Extracted records
** BEGIN **

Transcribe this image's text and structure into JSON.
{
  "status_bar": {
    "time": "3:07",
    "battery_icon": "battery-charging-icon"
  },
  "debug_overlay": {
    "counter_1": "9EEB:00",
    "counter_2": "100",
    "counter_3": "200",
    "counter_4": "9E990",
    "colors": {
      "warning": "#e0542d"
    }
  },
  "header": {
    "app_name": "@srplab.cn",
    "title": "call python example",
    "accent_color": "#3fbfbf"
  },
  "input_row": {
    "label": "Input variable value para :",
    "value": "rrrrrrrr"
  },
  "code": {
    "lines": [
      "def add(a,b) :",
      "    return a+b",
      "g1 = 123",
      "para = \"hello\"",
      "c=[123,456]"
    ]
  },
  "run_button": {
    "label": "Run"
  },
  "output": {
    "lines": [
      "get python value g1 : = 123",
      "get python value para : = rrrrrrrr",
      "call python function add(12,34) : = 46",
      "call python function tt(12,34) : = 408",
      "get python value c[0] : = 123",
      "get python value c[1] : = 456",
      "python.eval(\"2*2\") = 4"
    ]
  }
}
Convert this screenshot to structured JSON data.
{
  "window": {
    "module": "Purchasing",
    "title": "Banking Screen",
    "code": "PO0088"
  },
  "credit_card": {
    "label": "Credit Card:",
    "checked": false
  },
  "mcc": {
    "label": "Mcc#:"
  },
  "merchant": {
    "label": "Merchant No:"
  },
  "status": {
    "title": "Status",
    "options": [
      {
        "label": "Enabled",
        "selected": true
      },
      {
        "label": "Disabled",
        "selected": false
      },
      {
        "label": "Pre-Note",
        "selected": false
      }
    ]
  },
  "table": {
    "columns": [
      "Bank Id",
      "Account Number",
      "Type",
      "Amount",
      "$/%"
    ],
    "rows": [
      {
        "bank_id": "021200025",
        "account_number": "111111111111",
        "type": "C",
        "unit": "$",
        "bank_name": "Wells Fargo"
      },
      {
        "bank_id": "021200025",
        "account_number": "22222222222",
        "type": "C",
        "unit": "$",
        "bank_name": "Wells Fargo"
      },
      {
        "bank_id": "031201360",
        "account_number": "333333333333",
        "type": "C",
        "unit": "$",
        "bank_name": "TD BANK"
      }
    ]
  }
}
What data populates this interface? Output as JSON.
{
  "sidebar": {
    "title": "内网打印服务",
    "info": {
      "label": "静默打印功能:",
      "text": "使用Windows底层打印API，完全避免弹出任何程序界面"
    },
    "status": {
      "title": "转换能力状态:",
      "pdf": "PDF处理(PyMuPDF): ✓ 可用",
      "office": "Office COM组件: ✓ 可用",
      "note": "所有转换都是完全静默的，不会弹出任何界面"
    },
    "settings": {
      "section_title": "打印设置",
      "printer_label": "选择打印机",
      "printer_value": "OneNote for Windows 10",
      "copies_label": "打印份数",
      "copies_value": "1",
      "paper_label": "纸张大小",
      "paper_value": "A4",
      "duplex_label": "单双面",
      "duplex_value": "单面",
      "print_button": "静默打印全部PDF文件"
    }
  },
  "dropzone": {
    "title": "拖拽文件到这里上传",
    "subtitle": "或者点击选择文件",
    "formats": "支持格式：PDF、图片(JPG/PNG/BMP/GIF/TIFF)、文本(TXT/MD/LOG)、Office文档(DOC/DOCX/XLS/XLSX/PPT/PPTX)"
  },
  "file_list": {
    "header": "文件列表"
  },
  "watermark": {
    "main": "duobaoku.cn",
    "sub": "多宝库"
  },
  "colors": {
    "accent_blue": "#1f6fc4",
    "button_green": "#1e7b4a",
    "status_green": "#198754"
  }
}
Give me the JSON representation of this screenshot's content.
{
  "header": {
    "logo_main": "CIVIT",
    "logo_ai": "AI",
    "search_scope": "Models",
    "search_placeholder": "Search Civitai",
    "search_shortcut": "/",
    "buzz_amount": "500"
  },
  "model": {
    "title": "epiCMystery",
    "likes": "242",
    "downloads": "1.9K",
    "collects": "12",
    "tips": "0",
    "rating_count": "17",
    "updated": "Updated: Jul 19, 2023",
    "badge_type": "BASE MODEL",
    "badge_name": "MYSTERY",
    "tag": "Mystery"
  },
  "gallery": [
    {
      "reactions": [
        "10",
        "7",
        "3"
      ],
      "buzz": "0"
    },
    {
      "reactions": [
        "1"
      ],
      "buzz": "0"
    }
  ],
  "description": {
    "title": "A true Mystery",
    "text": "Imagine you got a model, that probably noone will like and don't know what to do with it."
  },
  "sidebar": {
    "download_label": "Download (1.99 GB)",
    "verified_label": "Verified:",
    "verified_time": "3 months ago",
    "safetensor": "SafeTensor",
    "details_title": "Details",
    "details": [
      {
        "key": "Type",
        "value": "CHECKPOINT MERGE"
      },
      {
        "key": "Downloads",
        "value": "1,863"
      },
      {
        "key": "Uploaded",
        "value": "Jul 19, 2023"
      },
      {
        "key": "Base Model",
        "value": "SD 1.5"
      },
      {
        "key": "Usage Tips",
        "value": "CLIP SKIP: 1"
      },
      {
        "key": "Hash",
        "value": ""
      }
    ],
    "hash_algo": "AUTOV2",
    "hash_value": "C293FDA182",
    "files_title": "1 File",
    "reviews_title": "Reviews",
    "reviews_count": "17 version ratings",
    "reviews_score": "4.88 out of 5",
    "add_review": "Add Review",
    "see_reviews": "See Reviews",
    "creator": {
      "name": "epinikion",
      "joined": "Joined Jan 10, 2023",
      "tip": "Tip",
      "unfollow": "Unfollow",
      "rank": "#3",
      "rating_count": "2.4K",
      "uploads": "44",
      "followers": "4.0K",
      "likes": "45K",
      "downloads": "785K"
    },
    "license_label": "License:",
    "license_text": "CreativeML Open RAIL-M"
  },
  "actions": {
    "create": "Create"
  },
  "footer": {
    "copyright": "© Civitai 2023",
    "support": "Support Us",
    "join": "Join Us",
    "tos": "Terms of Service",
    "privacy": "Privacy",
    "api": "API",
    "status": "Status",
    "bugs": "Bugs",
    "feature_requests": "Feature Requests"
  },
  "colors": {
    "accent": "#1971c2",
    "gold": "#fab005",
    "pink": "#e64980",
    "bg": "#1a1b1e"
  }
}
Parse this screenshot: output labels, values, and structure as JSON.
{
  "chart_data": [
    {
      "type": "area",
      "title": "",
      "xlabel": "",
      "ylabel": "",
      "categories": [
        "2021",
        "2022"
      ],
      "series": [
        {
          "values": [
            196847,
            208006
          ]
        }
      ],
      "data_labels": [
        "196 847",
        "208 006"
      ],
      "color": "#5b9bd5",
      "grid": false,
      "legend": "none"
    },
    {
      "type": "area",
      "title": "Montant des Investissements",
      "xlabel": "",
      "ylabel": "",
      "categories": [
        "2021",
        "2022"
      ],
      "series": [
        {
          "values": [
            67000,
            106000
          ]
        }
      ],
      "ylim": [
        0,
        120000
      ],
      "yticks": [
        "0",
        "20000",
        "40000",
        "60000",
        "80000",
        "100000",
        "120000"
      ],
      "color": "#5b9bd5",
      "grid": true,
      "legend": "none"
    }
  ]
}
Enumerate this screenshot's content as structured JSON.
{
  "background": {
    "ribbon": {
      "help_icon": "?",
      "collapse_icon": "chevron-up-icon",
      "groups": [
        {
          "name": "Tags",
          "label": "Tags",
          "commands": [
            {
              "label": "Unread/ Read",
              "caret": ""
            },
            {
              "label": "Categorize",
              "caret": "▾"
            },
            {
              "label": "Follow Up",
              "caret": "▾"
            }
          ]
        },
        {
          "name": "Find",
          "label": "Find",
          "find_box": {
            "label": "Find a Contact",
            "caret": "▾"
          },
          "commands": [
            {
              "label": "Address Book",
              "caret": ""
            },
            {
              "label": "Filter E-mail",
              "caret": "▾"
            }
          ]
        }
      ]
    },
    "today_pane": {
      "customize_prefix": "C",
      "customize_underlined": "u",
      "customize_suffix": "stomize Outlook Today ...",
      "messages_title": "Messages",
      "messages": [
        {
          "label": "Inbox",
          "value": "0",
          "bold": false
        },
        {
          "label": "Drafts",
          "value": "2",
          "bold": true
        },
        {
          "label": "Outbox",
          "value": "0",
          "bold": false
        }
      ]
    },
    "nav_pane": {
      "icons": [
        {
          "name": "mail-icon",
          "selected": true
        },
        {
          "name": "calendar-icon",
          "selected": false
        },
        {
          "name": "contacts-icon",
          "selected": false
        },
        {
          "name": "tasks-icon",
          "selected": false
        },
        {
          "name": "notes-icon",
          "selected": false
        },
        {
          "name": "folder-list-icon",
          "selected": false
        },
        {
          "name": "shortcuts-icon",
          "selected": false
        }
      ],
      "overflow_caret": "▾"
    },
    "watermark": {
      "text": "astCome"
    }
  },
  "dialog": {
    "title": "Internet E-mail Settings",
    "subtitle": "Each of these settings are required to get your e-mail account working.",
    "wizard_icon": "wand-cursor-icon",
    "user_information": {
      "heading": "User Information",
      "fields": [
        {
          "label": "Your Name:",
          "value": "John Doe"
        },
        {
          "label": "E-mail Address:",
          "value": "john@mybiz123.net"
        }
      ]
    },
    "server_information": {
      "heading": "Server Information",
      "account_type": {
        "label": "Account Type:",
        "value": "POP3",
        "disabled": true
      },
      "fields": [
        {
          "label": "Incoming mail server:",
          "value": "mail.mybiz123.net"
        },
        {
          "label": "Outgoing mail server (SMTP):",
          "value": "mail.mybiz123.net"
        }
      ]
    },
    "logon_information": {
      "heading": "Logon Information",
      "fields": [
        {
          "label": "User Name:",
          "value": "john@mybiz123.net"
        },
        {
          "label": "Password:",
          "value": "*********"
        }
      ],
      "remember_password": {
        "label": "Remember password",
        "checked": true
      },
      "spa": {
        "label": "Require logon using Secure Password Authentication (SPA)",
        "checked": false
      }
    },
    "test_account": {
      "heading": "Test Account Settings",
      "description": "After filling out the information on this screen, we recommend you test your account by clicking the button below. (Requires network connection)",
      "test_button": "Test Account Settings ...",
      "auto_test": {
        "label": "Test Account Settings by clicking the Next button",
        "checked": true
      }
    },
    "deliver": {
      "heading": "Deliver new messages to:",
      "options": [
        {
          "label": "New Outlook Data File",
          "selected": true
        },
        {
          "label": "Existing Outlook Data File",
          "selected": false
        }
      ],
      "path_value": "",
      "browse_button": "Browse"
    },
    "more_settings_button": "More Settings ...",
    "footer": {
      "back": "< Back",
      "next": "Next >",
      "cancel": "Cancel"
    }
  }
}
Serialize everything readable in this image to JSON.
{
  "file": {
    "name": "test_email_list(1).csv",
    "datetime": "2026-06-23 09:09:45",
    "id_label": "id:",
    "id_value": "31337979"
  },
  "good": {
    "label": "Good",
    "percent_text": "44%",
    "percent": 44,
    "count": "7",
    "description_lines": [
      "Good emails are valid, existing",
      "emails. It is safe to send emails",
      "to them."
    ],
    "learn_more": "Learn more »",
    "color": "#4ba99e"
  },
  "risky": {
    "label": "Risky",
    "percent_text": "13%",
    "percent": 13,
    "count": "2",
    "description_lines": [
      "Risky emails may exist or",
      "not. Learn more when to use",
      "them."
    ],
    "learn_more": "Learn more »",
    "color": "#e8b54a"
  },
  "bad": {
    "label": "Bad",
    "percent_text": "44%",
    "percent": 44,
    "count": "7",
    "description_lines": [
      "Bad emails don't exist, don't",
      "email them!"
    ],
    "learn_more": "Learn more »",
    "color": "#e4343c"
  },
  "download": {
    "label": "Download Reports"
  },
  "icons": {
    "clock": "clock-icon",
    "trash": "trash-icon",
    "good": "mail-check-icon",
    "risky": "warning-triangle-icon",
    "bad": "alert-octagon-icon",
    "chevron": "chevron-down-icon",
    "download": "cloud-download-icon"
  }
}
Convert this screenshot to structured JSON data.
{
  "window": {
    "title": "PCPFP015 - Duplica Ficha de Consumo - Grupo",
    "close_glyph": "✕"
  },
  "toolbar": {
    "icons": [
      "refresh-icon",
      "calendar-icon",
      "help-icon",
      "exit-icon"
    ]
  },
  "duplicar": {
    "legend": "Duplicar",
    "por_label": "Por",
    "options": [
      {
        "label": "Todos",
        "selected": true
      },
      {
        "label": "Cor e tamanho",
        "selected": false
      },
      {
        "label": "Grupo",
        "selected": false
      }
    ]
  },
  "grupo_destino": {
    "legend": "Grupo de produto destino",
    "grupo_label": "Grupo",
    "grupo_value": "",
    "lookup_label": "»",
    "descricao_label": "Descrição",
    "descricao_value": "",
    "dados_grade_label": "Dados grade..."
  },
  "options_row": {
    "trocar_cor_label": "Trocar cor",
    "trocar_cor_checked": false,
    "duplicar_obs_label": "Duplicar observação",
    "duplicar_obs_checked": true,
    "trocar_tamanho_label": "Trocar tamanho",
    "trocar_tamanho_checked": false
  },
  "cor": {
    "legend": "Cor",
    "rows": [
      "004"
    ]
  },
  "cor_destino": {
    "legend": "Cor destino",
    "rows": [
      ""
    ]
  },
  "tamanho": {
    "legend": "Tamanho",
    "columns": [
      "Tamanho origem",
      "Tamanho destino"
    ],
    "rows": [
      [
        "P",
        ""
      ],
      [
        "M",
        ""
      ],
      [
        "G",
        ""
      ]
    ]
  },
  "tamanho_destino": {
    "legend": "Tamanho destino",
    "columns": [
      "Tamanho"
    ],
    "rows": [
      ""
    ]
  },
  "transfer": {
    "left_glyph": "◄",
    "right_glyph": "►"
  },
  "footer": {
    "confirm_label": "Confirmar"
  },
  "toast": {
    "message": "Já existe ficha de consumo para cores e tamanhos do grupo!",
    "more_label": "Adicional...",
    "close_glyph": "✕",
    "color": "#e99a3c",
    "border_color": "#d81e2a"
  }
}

** END **

• **Your objective**
Show the lines where the word "true" appears in the entries.

• **The response**
        "selected": true
    "title": "A true Mystery",
      "grid": true,
          "bold": true
          "selected": true
        "disabled": true
        "checked": true
        "checked": true
          "selected": true
        "selected": true
    "duplicar_obs_checked": true,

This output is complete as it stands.